■ **Requirement**:
Find the lines holding the word "this" and collect them.

━━━━

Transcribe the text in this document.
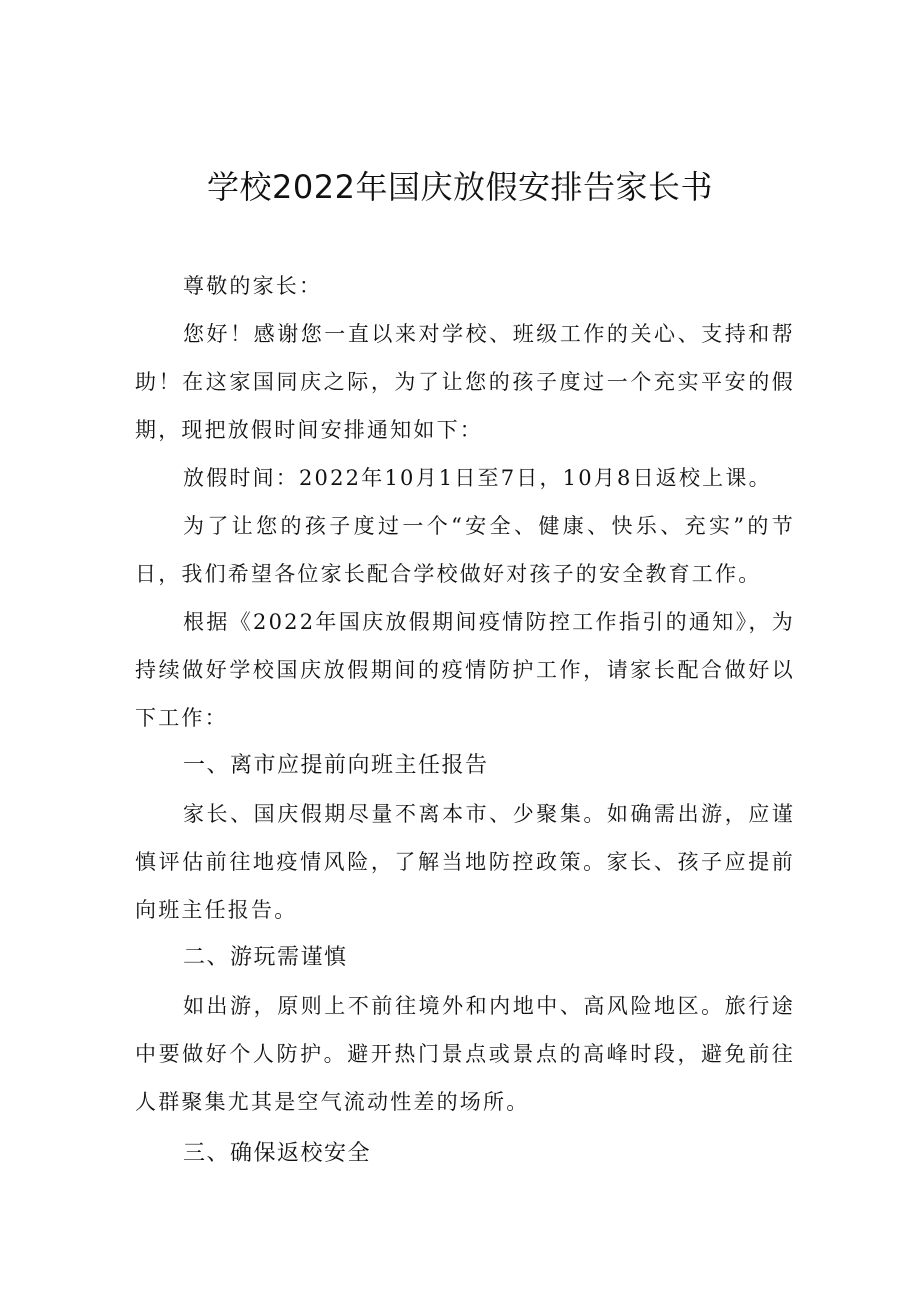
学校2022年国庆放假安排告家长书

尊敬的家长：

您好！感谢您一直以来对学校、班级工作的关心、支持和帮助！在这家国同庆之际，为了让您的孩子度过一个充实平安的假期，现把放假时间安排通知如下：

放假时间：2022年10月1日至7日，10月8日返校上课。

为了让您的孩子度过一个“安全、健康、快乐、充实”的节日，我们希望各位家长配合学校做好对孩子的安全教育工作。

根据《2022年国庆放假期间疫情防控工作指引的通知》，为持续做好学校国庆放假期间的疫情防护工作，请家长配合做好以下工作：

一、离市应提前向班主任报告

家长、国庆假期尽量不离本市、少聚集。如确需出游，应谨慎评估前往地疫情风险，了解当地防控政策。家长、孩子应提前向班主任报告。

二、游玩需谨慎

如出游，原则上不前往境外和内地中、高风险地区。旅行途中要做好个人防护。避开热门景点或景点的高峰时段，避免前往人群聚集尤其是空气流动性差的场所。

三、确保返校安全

━━━━

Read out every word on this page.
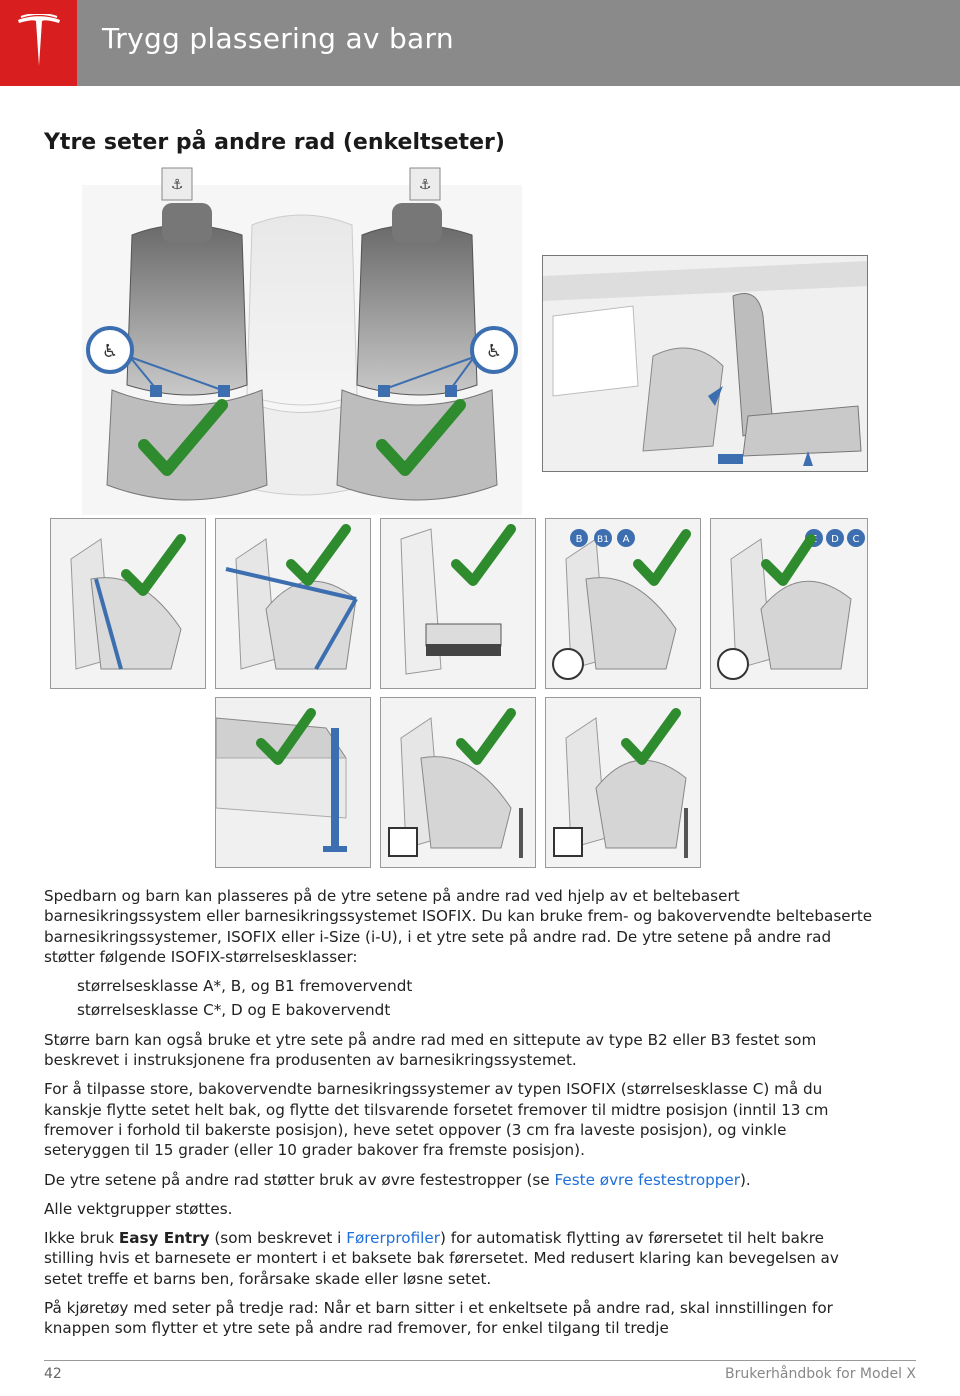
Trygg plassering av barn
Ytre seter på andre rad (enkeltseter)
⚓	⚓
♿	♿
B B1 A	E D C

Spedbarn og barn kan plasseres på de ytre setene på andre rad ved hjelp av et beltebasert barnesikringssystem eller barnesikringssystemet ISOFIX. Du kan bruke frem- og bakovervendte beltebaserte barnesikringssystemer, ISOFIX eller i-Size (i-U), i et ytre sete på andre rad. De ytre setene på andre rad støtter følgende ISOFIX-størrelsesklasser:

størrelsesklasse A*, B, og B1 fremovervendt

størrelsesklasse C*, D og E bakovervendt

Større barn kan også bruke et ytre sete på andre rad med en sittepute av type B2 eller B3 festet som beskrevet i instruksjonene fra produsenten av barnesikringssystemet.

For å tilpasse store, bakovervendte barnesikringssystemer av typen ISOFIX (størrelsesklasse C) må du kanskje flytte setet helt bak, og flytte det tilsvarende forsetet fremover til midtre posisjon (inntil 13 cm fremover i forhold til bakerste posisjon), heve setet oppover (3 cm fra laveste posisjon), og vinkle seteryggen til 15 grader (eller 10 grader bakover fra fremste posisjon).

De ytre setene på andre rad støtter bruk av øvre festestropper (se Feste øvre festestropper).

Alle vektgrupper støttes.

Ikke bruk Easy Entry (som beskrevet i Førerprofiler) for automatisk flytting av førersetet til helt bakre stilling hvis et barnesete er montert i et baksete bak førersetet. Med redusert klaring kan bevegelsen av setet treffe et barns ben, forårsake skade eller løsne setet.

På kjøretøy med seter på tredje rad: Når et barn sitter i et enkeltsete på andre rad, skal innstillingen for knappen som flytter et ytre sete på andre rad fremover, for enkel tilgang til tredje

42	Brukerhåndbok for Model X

━━━━

■ **Full answer**:
Transcribe the text in this document.
Read out every word on this page.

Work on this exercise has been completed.